===== MATERIALS PROVIDED =====

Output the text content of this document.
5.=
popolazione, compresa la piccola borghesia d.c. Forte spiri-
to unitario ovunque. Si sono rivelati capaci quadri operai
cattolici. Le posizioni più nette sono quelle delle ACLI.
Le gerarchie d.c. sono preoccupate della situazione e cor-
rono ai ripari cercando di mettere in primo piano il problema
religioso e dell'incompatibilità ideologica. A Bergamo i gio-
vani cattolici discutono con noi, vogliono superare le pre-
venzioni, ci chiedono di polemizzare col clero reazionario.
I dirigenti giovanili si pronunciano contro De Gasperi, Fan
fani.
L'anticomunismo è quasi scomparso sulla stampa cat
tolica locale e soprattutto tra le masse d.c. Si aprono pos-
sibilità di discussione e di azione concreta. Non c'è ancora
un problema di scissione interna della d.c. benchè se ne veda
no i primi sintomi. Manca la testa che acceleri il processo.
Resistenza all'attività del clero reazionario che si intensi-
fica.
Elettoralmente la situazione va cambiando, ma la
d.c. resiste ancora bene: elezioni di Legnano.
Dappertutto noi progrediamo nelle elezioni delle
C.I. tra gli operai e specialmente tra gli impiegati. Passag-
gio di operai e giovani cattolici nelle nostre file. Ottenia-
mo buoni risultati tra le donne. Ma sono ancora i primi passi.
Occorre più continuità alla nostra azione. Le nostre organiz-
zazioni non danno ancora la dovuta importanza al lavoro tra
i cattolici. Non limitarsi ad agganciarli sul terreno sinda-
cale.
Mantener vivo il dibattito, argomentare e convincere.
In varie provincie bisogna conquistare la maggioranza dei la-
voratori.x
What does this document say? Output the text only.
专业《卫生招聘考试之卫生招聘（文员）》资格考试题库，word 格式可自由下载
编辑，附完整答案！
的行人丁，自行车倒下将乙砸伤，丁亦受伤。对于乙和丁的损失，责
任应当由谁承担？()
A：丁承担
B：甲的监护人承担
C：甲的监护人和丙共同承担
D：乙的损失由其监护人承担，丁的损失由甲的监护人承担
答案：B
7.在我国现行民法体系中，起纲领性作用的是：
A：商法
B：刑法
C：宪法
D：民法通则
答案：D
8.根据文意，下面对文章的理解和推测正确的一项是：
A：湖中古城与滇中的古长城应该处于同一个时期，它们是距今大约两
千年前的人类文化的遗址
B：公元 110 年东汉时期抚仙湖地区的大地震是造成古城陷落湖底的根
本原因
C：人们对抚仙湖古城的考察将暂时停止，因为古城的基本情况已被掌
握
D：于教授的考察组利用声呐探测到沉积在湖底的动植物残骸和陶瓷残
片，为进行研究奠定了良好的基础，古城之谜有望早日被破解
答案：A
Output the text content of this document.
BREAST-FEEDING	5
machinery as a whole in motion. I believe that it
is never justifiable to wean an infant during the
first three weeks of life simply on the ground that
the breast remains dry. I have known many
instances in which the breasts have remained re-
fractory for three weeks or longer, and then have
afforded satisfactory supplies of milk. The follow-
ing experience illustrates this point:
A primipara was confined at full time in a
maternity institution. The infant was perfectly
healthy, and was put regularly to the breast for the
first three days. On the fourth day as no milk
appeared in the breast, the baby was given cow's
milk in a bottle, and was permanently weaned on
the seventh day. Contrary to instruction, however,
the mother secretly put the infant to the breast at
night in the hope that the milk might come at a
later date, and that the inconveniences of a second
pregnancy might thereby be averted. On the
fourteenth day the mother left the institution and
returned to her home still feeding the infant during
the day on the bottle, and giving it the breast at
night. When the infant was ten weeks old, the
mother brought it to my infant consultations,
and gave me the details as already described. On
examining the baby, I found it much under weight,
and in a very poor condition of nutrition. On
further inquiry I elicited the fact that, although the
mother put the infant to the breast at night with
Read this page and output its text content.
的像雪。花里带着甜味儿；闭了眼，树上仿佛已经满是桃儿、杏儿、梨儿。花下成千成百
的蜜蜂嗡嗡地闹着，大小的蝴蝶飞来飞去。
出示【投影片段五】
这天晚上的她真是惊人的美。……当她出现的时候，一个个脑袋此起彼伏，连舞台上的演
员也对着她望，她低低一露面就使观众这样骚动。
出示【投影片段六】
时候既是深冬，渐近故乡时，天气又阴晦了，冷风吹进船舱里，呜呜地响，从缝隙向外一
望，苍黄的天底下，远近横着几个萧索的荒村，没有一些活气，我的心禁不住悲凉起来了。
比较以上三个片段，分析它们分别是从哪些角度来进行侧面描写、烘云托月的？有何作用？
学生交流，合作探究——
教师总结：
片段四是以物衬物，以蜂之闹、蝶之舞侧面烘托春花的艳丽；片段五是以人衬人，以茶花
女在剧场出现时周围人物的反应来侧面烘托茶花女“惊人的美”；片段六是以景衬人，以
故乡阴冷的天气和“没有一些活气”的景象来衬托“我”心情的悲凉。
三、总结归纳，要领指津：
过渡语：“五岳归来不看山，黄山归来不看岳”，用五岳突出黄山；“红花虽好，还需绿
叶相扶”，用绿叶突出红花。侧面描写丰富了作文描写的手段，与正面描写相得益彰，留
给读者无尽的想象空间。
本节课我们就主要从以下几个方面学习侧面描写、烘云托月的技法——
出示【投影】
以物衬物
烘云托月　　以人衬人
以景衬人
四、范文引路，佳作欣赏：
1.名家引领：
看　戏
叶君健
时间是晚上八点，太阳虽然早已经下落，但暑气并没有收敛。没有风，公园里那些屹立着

=====

Extract from the material all lines containing the string "during".

FINISHED ANSWER.
is never justifiable to wean an infant during the
returned to her home still feeding the infant during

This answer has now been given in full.